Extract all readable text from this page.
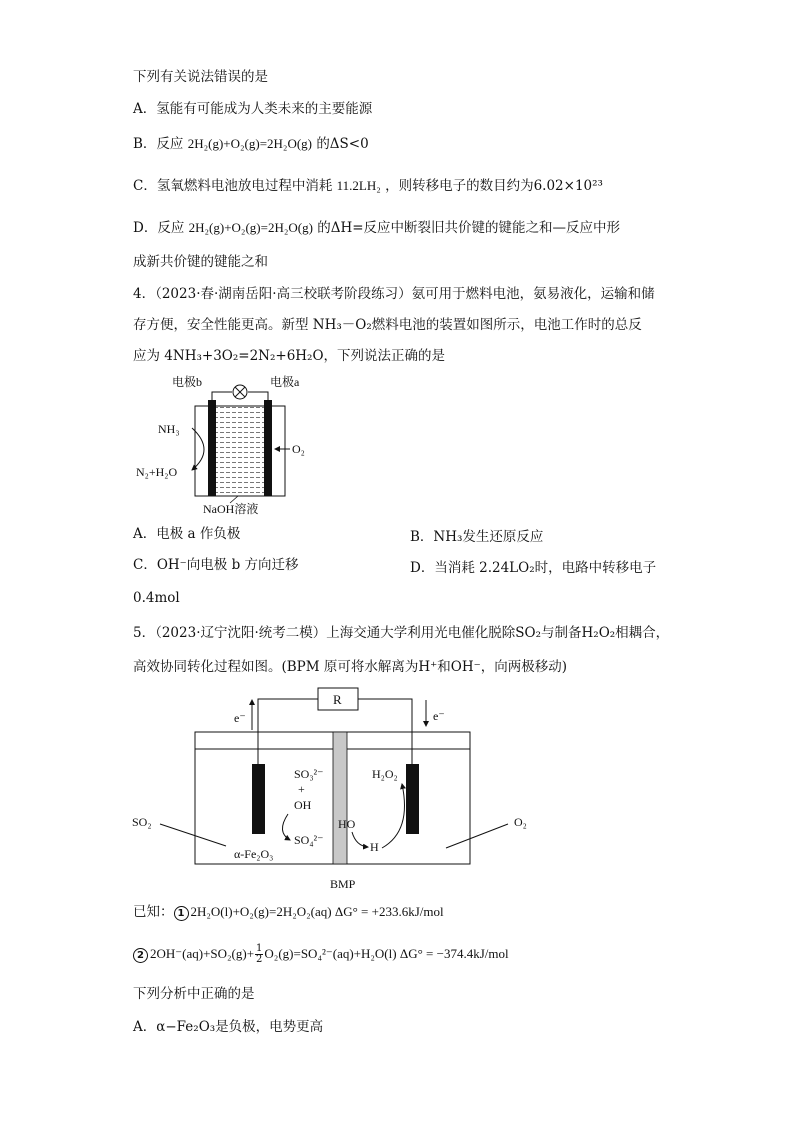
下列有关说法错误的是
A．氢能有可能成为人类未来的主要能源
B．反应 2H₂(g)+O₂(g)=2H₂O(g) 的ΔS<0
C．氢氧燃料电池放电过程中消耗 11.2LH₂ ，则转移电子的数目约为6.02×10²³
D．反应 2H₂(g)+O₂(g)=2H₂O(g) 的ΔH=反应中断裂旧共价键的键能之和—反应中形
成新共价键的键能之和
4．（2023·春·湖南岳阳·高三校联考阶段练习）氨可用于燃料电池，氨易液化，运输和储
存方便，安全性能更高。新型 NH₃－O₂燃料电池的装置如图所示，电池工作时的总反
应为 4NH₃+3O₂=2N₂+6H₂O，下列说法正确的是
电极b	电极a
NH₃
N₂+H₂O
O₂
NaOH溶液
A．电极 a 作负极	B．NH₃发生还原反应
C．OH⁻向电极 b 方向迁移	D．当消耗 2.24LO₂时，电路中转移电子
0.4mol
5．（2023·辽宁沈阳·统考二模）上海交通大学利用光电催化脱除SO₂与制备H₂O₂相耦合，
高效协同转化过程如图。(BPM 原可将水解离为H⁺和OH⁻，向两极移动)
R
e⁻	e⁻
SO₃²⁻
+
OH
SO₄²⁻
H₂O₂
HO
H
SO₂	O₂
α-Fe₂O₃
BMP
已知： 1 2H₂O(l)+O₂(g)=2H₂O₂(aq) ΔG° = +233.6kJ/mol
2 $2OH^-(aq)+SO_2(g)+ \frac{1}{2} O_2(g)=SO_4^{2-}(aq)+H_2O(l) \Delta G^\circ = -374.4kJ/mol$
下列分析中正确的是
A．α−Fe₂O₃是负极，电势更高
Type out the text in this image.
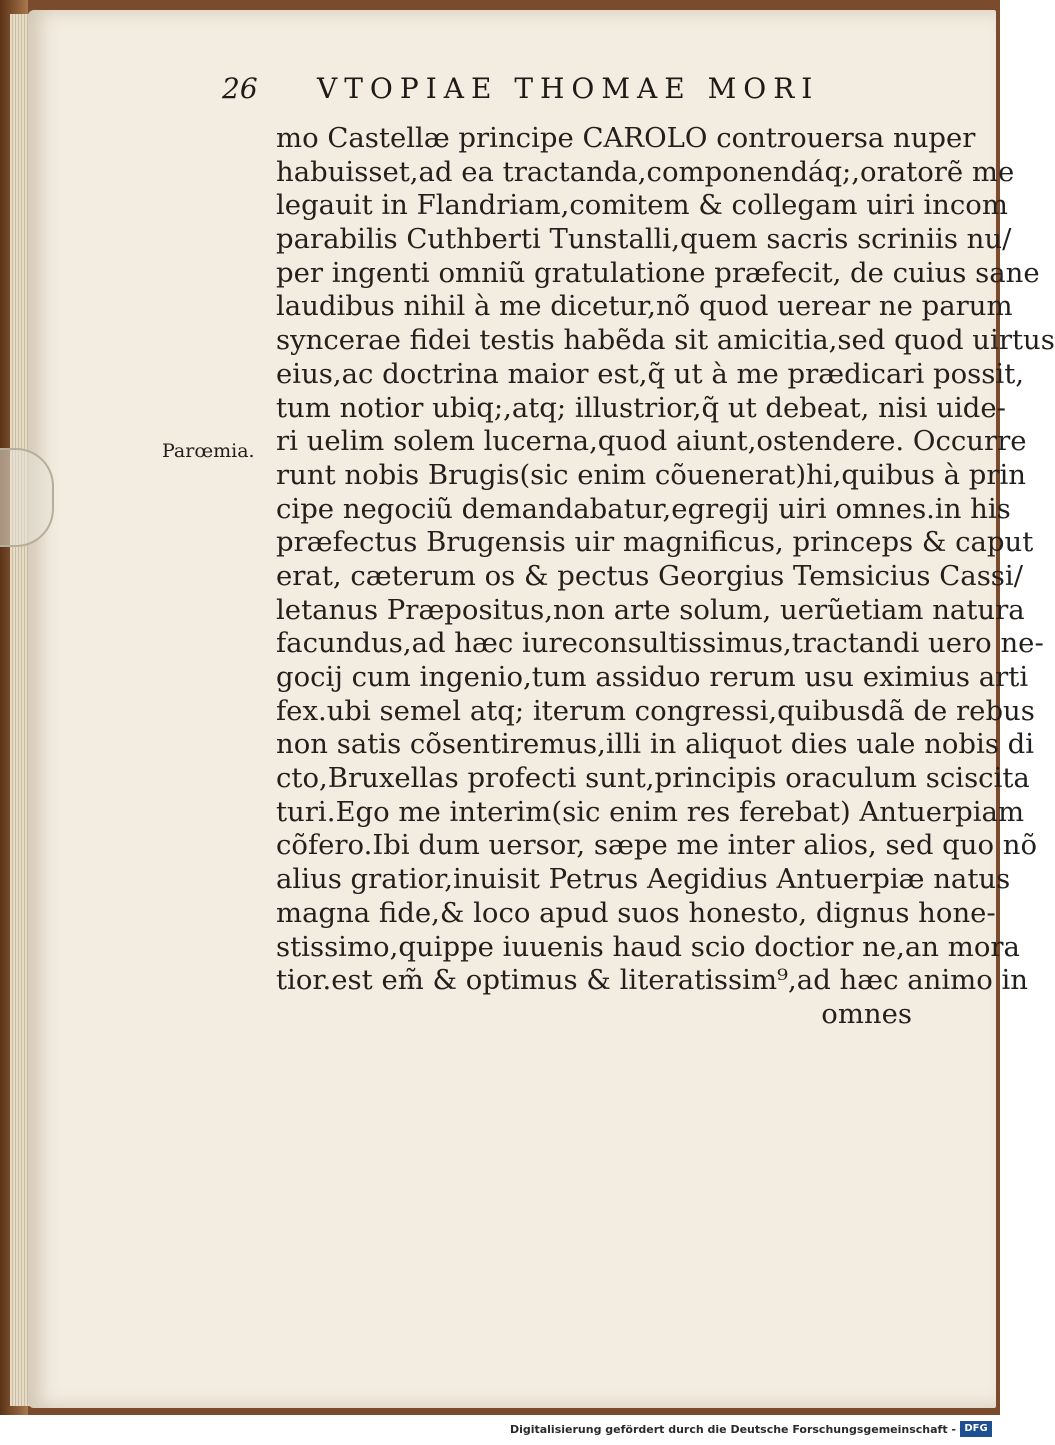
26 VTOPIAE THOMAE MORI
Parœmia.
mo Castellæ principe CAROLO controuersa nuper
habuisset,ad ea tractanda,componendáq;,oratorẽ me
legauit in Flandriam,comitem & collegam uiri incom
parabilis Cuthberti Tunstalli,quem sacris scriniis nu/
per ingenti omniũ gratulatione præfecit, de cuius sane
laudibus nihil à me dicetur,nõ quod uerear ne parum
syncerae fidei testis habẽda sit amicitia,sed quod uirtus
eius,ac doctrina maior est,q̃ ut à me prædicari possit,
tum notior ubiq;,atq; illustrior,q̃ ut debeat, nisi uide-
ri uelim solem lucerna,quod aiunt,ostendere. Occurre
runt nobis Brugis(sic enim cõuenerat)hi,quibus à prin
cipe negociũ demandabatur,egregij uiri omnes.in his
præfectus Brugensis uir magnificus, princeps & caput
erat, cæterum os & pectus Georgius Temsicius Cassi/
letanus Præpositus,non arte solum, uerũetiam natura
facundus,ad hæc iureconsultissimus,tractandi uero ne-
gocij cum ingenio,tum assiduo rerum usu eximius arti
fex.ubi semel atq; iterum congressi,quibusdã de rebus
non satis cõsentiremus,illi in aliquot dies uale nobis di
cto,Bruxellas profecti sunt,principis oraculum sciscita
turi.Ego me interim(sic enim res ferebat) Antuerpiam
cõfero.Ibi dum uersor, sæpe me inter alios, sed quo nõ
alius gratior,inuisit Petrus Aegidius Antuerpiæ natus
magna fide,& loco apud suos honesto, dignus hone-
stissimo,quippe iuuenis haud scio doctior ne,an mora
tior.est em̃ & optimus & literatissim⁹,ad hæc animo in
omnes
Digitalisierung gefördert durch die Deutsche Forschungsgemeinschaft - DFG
---
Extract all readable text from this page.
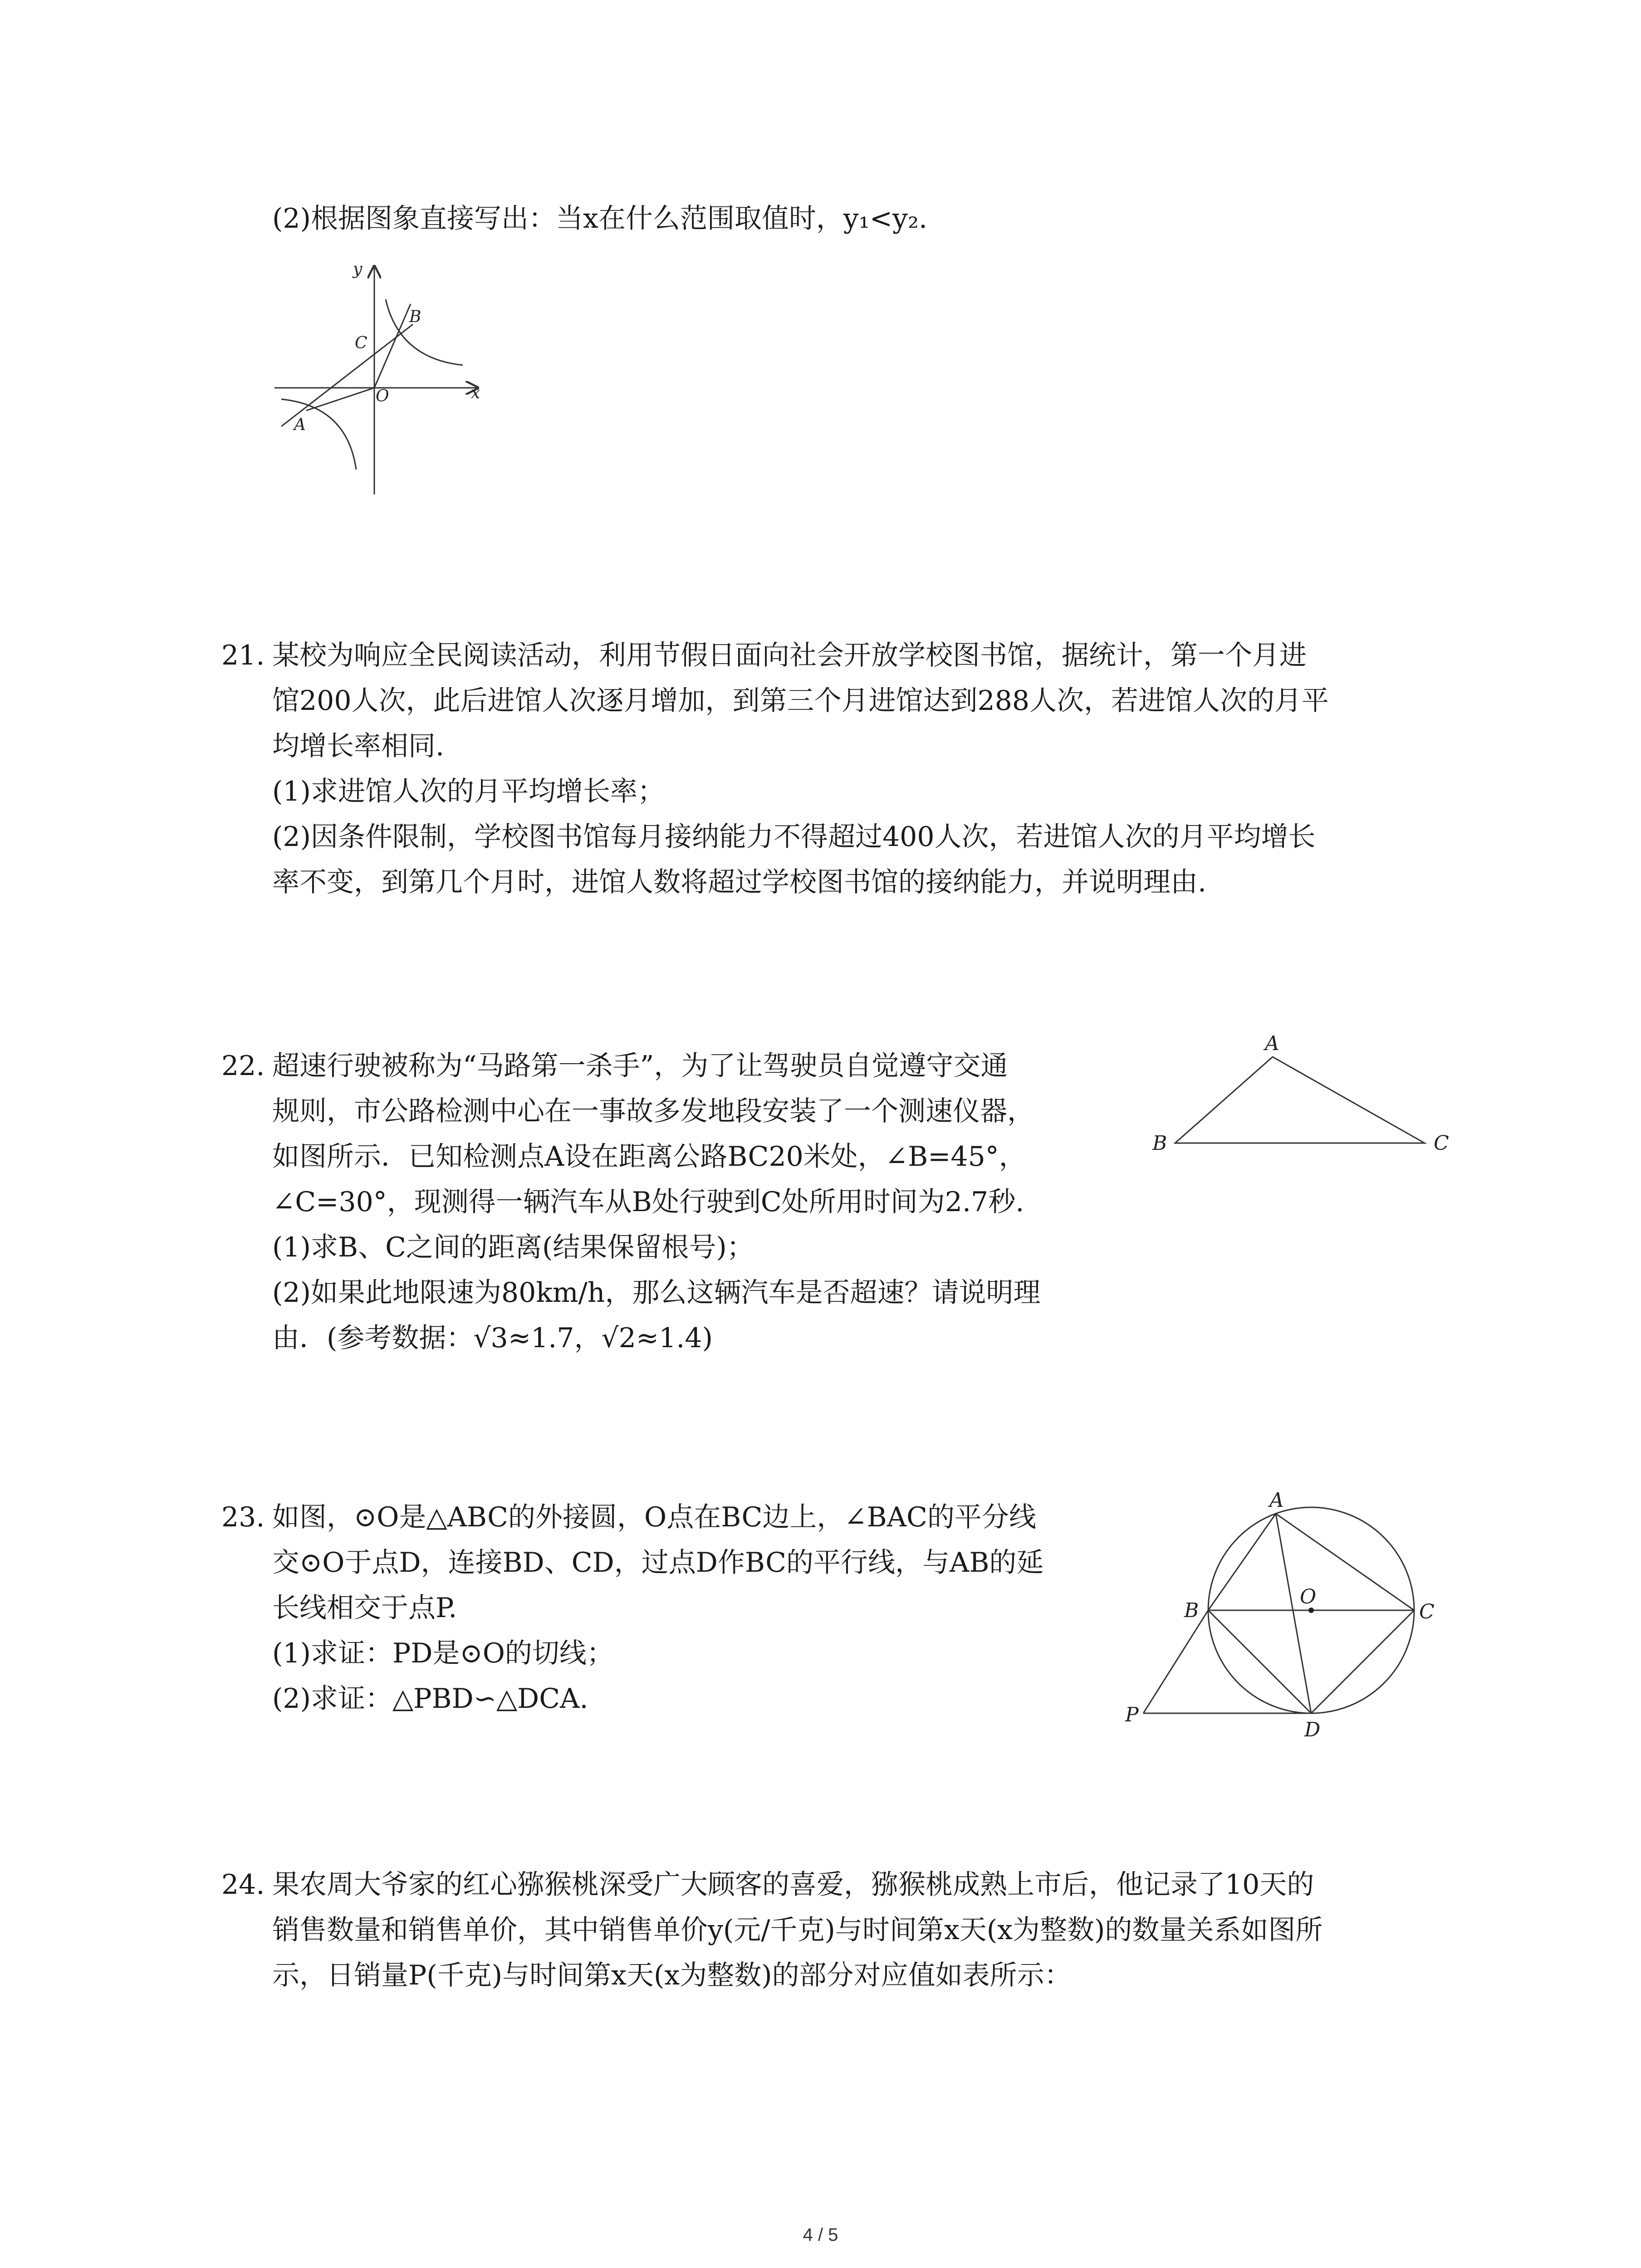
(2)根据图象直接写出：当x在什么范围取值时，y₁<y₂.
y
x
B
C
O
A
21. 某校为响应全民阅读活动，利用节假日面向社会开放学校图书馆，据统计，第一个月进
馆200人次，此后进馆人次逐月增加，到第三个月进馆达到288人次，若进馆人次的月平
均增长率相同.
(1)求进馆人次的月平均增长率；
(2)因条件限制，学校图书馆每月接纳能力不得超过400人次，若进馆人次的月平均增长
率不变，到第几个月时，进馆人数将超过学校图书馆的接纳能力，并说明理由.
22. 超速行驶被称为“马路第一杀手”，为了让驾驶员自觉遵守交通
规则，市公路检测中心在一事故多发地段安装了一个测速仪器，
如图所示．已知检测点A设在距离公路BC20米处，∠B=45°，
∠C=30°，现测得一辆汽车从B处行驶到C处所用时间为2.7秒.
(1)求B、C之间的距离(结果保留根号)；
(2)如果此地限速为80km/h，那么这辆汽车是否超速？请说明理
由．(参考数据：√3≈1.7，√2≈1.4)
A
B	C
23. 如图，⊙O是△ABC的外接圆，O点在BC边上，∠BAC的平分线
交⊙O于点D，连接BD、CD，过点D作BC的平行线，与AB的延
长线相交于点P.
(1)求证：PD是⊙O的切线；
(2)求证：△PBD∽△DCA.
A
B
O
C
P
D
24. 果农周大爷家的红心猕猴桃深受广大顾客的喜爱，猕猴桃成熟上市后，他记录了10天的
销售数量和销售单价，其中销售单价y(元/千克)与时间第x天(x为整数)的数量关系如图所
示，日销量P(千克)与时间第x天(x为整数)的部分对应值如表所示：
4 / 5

#### Written request
Go through the material above and copy each line that has the word "与时间第x天".

#### Exercise solution
销售数量和销售单价，其中销售单价y(元/千克)与时间第x天(x为整数)的数量关系如图所
示，日销量P(千克)与时间第x天(x为整数)的部分对应值如表所示：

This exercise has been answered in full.